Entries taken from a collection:

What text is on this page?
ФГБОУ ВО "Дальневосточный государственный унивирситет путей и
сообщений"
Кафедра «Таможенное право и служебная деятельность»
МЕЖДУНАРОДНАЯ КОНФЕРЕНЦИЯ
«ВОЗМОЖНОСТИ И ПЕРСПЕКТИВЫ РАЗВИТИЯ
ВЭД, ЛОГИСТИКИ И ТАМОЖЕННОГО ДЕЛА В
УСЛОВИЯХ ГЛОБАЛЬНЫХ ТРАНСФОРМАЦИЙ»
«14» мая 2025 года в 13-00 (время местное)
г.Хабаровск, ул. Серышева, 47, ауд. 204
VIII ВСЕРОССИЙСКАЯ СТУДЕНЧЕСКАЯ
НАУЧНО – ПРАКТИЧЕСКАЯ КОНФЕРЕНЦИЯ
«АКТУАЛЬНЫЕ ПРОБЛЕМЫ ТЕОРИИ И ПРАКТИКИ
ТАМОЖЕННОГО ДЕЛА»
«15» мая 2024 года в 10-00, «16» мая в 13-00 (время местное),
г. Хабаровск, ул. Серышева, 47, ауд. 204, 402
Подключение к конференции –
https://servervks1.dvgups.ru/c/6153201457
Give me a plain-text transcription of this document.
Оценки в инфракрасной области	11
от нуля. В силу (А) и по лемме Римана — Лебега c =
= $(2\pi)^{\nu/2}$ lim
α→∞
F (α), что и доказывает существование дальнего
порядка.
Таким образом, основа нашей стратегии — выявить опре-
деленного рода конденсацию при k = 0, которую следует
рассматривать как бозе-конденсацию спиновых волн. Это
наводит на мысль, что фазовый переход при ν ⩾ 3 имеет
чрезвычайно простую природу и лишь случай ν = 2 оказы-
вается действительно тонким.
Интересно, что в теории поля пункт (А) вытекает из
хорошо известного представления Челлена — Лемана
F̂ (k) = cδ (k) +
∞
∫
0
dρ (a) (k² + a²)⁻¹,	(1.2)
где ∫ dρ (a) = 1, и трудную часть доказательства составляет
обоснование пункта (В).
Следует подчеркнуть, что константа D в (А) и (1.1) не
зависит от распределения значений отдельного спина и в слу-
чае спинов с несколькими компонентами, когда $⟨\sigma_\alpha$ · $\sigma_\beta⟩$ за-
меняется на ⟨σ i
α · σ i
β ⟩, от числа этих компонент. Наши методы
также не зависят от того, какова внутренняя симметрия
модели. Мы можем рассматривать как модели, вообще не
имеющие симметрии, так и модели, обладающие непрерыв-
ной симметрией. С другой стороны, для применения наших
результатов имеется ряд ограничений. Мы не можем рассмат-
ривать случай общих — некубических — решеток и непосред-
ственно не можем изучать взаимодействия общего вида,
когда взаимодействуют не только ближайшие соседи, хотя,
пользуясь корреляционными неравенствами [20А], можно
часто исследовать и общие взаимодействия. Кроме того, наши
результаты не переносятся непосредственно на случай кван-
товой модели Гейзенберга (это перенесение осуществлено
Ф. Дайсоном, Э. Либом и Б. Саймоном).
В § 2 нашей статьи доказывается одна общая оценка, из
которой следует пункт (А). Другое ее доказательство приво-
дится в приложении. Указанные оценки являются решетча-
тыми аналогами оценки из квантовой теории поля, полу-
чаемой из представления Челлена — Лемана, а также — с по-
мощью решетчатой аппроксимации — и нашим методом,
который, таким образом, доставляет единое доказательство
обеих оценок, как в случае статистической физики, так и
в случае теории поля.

Given task
Return every line of the material exactly.

Full output
What text is on this page?
ФГБОУ ВО "Дальневосточный государственный унивирситет путей и
сообщений"
Кафедра «Таможенное право и служебная деятельность»
МЕЖДУНАРОДНАЯ КОНФЕРЕНЦИЯ
«ВОЗМОЖНОСТИ И ПЕРСПЕКТИВЫ РАЗВИТИЯ
ВЭД, ЛОГИСТИКИ И ТАМОЖЕННОГО ДЕЛА В
УСЛОВИЯХ ГЛОБАЛЬНЫХ ТРАНСФОРМАЦИЙ»
«14» мая 2025 года в 13-00 (время местное)
г.Хабаровск, ул. Серышева, 47, ауд. 204
VIII ВСЕРОССИЙСКАЯ СТУДЕНЧЕСКАЯ
НАУЧНО – ПРАКТИЧЕСКАЯ КОНФЕРЕНЦИЯ
«АКТУАЛЬНЫЕ ПРОБЛЕМЫ ТЕОРИИ И ПРАКТИКИ
ТАМОЖЕННОГО ДЕЛА»
«15» мая 2024 года в 10-00, «16» мая в 13-00 (время местное),
г. Хабаровск, ул. Серышева, 47, ауд. 204, 402
Подключение к конференции –
https://servervks1.dvgups.ru/c/6153201457
Give me a plain-text transcription of this document.
Оценки в инфракрасной области	11
от нуля. В силу (А) и по лемме Римана — Лебега c =
= $(2\pi)^{\nu/2}$ lim
α→∞
F (α), что и доказывает существование дальнего
порядка.
Таким образом, основа нашей стратегии — выявить опре-
деленного рода конденсацию при k = 0, которую следует
рассматривать как бозе-конденсацию спиновых волн. Это
наводит на мысль, что фазовый переход при ν ⩾ 3 имеет
чрезвычайно простую природу и лишь случай ν = 2 оказы-
вается действительно тонким.
Интересно, что в теории поля пункт (А) вытекает из
хорошо известного представления Челлена — Лемана
F̂ (k) = cδ (k) +
∞
∫
0
dρ (a) (k² + a²)⁻¹,	(1.2)
где ∫ dρ (a) = 1, и трудную часть доказательства составляет
обоснование пункта (В).
Следует подчеркнуть, что константа D в (А) и (1.1) не
зависит от распределения значений отдельного спина и в слу-
чае спинов с несколькими компонентами, когда $⟨\sigma_\alpha$ · $\sigma_\beta⟩$ за-
меняется на ⟨σ i
α · σ i
β ⟩, от числа этих компонент. Наши методы
также не зависят от того, какова внутренняя симметрия
модели. Мы можем рассматривать как модели, вообще не
имеющие симметрии, так и модели, обладающие непрерыв-
ной симметрией. С другой стороны, для применения наших
результатов имеется ряд ограничений. Мы не можем рассмат-
ривать случай общих — некубических — решеток и непосред-
ственно не можем изучать взаимодействия общего вида,
когда взаимодействуют не только ближайшие соседи, хотя,
пользуясь корреляционными неравенствами [20А], можно
часто исследовать и общие взаимодействия. Кроме того, наши
результаты не переносятся непосредственно на случай кван-
товой модели Гейзенберга (это перенесение осуществлено
Ф. Дайсоном, Э. Либом и Б. Саймоном).
В § 2 нашей статьи доказывается одна общая оценка, из
которой следует пункт (А). Другое ее доказательство приво-
дится в приложении. Указанные оценки являются решетча-
тыми аналогами оценки из квантовой теории поля, полу-
чаемой из представления Челлена — Лемана, а также — с по-
мощью решетчатой аппроксимации — и нашим методом,
который, таким образом, доставляет единое доказательство
обеих оценок, как в случае статистической физики, так и
в случае теории поля.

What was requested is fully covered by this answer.